DO THIS: Here are some records; return them all exactly.

___ SUPPLIED MATERIAL

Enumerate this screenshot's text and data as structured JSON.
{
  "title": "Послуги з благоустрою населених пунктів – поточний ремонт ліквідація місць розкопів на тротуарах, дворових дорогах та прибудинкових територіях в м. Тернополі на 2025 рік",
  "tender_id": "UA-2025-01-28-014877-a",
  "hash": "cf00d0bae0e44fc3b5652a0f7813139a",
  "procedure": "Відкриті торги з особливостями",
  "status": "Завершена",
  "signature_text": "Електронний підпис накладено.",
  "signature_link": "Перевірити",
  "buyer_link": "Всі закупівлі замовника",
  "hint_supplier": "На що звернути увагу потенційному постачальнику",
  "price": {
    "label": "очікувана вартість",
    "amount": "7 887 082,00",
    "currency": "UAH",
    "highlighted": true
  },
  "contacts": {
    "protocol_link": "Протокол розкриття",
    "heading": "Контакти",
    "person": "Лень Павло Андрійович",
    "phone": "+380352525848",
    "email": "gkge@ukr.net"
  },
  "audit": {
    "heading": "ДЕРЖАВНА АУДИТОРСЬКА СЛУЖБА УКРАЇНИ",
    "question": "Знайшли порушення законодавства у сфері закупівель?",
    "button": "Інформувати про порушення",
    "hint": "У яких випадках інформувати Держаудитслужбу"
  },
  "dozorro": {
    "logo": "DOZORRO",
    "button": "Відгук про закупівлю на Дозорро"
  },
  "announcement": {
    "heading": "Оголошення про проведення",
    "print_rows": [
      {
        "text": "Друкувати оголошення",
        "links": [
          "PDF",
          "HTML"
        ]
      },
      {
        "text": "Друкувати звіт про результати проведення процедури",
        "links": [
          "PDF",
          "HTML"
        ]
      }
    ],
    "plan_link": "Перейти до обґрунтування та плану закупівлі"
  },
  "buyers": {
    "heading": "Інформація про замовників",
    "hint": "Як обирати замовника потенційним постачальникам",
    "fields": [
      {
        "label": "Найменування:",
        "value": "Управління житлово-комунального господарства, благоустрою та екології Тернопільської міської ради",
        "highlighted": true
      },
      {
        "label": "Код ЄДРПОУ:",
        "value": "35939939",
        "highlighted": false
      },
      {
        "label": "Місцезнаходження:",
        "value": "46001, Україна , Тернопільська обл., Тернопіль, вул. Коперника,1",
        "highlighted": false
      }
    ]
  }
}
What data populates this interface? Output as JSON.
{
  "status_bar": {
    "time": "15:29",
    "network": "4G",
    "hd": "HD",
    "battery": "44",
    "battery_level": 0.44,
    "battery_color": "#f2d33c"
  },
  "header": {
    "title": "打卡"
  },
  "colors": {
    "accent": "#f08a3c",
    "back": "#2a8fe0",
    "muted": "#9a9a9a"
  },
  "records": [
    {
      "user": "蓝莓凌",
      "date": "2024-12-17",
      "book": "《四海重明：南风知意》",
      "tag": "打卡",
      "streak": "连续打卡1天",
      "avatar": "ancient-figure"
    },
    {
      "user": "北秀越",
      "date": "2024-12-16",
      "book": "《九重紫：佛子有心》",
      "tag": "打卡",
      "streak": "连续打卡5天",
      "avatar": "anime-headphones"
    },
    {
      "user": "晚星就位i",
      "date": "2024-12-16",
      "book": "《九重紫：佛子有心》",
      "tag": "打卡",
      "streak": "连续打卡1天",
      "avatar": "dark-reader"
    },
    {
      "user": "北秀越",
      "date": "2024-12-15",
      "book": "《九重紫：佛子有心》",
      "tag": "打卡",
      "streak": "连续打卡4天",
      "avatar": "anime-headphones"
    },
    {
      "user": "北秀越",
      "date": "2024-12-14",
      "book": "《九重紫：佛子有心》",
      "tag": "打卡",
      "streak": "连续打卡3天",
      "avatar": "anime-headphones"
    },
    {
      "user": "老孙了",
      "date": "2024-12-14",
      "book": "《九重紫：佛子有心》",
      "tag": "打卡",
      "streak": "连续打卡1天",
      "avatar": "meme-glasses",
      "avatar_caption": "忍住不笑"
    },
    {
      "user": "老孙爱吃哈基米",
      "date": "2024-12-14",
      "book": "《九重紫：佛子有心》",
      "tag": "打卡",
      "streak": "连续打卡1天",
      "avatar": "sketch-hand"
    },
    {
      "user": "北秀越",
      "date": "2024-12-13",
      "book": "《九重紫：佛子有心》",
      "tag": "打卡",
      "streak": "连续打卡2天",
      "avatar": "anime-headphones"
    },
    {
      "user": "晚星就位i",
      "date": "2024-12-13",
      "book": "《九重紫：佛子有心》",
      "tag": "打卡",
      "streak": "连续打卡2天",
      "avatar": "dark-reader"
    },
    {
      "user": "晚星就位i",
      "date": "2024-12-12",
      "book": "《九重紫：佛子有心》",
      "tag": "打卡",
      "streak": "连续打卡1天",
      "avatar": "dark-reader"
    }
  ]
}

______

ANSWER TO THE TASK:
Enumerate this screenshot's text and data as structured JSON.
{
  "title": "Послуги з благоустрою населених пунктів – поточний ремонт ліквідація місць розкопів на тротуарах, дворових дорогах та прибудинкових територіях в м. Тернополі на 2025 рік",
  "tender_id": "UA-2025-01-28-014877-a",
  "hash": "cf00d0bae0e44fc3b5652a0f7813139a",
  "procedure": "Відкриті торги з особливостями",
  "status": "Завершена",
  "signature_text": "Електронний підпис накладено.",
  "signature_link": "Перевірити",
  "buyer_link": "Всі закупівлі замовника",
  "hint_supplier": "На що звернути увагу потенційному постачальнику",
  "price": {
    "label": "очікувана вартість",
    "amount": "7 887 082,00",
    "currency": "UAH",
    "highlighted": true
  },
  "contacts": {
    "protocol_link": "Протокол розкриття",
    "heading": "Контакти",
    "person": "Лень Павло Андрійович",
    "phone": "+380352525848",
    "email": "gkge@ukr.net"
  },
  "audit": {
    "heading": "ДЕРЖАВНА АУДИТОРСЬКА СЛУЖБА УКРАЇНИ",
    "question": "Знайшли порушення законодавства у сфері закупівель?",
    "button": "Інформувати про порушення",
    "hint": "У яких випадках інформувати Держаудитслужбу"
  },
  "dozorro": {
    "logo": "DOZORRO",
    "button": "Відгук про закупівлю на Дозорро"
  },
  "announcement": {
    "heading": "Оголошення про проведення",
    "print_rows": [
      {
        "text": "Друкувати оголошення",
        "links": [
          "PDF",
          "HTML"
        ]
      },
      {
        "text": "Друкувати звіт про результати проведення процедури",
        "links": [
          "PDF",
          "HTML"
        ]
      }
    ],
    "plan_link": "Перейти до обґрунтування та плану закупівлі"
  },
  "buyers": {
    "heading": "Інформація про замовників",
    "hint": "Як обирати замовника потенційним постачальникам",
    "fields": [
      {
        "label": "Найменування:",
        "value": "Управління житлово-комунального господарства, благоустрою та екології Тернопільської міської ради",
        "highlighted": true
      },
      {
        "label": "Код ЄДРПОУ:",
        "value": "35939939",
        "highlighted": false
      },
      {
        "label": "Місцезнаходження:",
        "value": "46001, Україна , Тернопільська обл., Тернопіль, вул. Коперника,1",
        "highlighted": false
      }
    ]
  }
}
What data populates this interface? Output as JSON.
{
  "status_bar": {
    "time": "15:29",
    "network": "4G",
    "hd": "HD",
    "battery": "44",
    "battery_level": 0.44,
    "battery_color": "#f2d33c"
  },
  "header": {
    "title": "打卡"
  },
  "colors": {
    "accent": "#f08a3c",
    "back": "#2a8fe0",
    "muted": "#9a9a9a"
  },
  "records": [
    {
      "user": "蓝莓凌",
      "date": "2024-12-17",
      "book": "《四海重明：南风知意》",
      "tag": "打卡",
      "streak": "连续打卡1天",
      "avatar": "ancient-figure"
    },
    {
      "user": "北秀越",
      "date": "2024-12-16",
      "book": "《九重紫：佛子有心》",
      "tag": "打卡",
      "streak": "连续打卡5天",
      "avatar": "anime-headphones"
    },
    {
      "user": "晚星就位i",
      "date": "2024-12-16",
      "book": "《九重紫：佛子有心》",
      "tag": "打卡",
      "streak": "连续打卡1天",
      "avatar": "dark-reader"
    },
    {
      "user": "北秀越",
      "date": "2024-12-15",
      "book": "《九重紫：佛子有心》",
      "tag": "打卡",
      "streak": "连续打卡4天",
      "avatar": "anime-headphones"
    },
    {
      "user": "北秀越",
      "date": "2024-12-14",
      "book": "《九重紫：佛子有心》",
      "tag": "打卡",
      "streak": "连续打卡3天",
      "avatar": "anime-headphones"
    },
    {
      "user": "老孙了",
      "date": "2024-12-14",
      "book": "《九重紫：佛子有心》",
      "tag": "打卡",
      "streak": "连续打卡1天",
      "avatar": "meme-glasses",
      "avatar_caption": "忍住不笑"
    },
    {
      "user": "老孙爱吃哈基米",
      "date": "2024-12-14",
      "book": "《九重紫：佛子有心》",
      "tag": "打卡",
      "streak": "连续打卡1天",
      "avatar": "sketch-hand"
    },
    {
      "user": "北秀越",
      "date": "2024-12-13",
      "book": "《九重紫：佛子有心》",
      "tag": "打卡",
      "streak": "连续打卡2天",
      "avatar": "anime-headphones"
    },
    {
      "user": "晚星就位i",
      "date": "2024-12-13",
      "book": "《九重紫：佛子有心》",
      "tag": "打卡",
      "streak": "连续打卡2天",
      "avatar": "dark-reader"
    },
    {
      "user": "晚星就位i",
      "date": "2024-12-12",
      "book": "《九重紫：佛子有心》",
      "tag": "打卡",
      "streak": "连续打卡1天",
      "avatar": "dark-reader"
    }
  ]
}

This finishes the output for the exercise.